→ Goal of the exercise:
Repeat the whole of the data, keeping every detail the same.

— Start of Working data —

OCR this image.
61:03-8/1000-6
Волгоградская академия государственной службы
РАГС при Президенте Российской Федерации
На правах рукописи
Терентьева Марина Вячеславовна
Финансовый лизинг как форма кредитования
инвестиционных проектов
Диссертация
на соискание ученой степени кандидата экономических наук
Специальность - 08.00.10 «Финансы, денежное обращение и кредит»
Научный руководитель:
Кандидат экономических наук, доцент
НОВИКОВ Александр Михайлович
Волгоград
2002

— End of Working data —

→ Solution:
OCR this image.
61:03-8/1000-6
Волгоградская академия государственной службы
РАГС при Президенте Российской Федерации
На правах рукописи
Терентьева Марина Вячеславовна
Финансовый лизинг как форма кредитования
инвестиционных проектов
Диссертация
на соискание ученой степени кандидата экономических наук
Специальность - 08.00.10 «Финансы, денежное обращение и кредит»
Научный руководитель:
Кандидат экономических наук, доцент
НОВИКОВ Александр Михайлович
Волгоград
2002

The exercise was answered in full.